## [Task to complete]
Give the listing again exactly, omitting its images.
* * * * *
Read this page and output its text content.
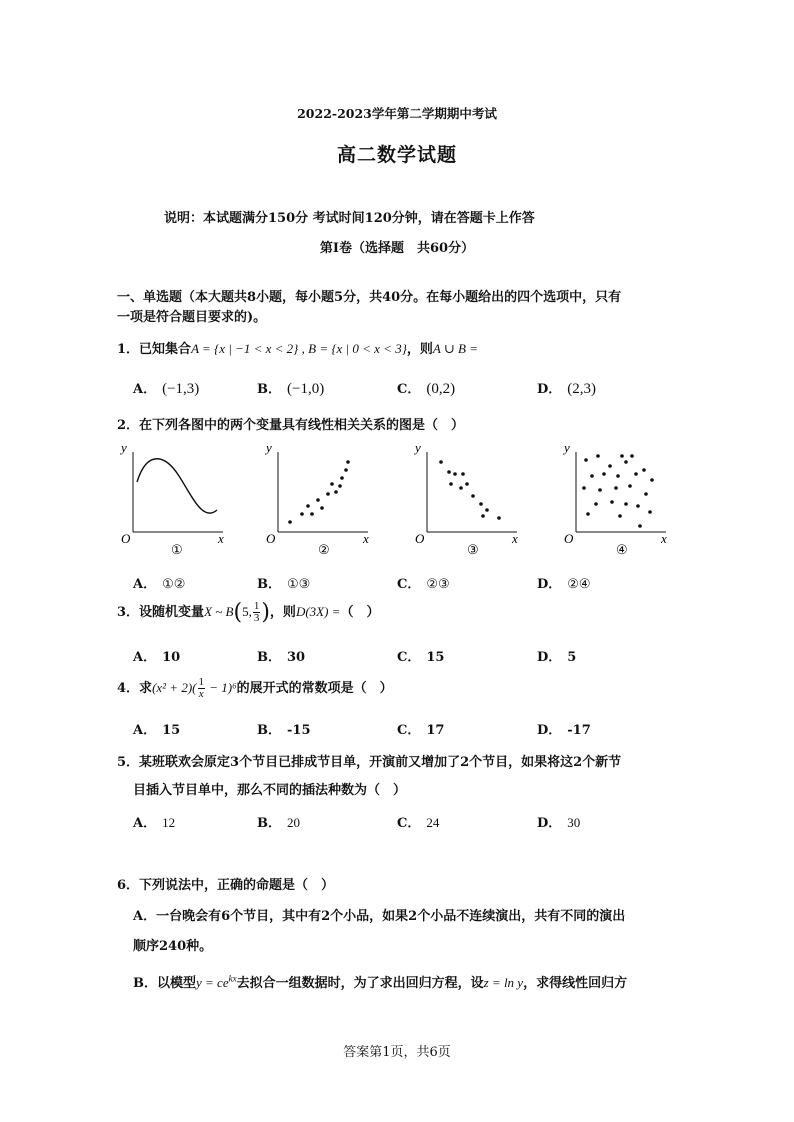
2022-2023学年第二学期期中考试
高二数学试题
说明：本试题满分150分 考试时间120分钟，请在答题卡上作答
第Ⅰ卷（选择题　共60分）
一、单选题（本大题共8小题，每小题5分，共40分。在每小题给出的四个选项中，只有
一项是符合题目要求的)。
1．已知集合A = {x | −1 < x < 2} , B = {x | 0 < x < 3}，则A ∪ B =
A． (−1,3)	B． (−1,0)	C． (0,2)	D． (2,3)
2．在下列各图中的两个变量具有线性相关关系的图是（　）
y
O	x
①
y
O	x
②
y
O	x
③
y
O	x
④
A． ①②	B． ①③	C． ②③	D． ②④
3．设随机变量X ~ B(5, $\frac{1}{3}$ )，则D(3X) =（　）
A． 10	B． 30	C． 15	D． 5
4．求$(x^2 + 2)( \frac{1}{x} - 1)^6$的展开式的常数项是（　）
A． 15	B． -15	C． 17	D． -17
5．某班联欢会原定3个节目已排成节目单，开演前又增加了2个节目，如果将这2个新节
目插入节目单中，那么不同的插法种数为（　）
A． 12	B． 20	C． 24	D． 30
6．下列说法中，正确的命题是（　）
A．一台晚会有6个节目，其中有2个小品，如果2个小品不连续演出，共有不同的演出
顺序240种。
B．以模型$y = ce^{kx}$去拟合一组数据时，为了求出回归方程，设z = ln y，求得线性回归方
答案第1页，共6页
* * * * *
## [The answer]
Read this page and output its text content.
2022-2023学年第二学期期中考试
高二数学试题
说明：本试题满分150分 考试时间120分钟，请在答题卡上作答
第Ⅰ卷（选择题　共60分）
一、单选题（本大题共8小题，每小题5分，共40分。在每小题给出的四个选项中，只有
一项是符合题目要求的)。
1．已知集合A = {x | −1 < x < 2} , B = {x | 0 < x < 3}，则A ∪ B =
A． (−1,3)	B． (−1,0)	C． (0,2)	D． (2,3)
2．在下列各图中的两个变量具有线性相关关系的图是（　）
y
O	x
①
y
O	x
②
y
O	x
③
y
O	x
④
A． ①②	B． ①③	C． ②③	D． ②④
3．设随机变量X ~ B(5, $\frac{1}{3}$ )，则D(3X) =（　）
A． 10	B． 30	C． 15	D． 5
4．求$(x^2 + 2)( \frac{1}{x} - 1)^6$的展开式的常数项是（　）
A． 15	B． -15	C． 17	D． -17
5．某班联欢会原定3个节目已排成节目单，开演前又增加了2个节目，如果将这2个新节
目插入节目单中，那么不同的插法种数为（　）
A． 12	B． 20	C． 24	D． 30
6．下列说法中，正确的命题是（　）
A．一台晚会有6个节目，其中有2个小品，如果2个小品不连续演出，共有不同的演出
顺序240种。
B．以模型$y = ce^{kx}$去拟合一组数据时，为了求出回归方程，设z = ln y，求得线性回归方
答案第1页，共6页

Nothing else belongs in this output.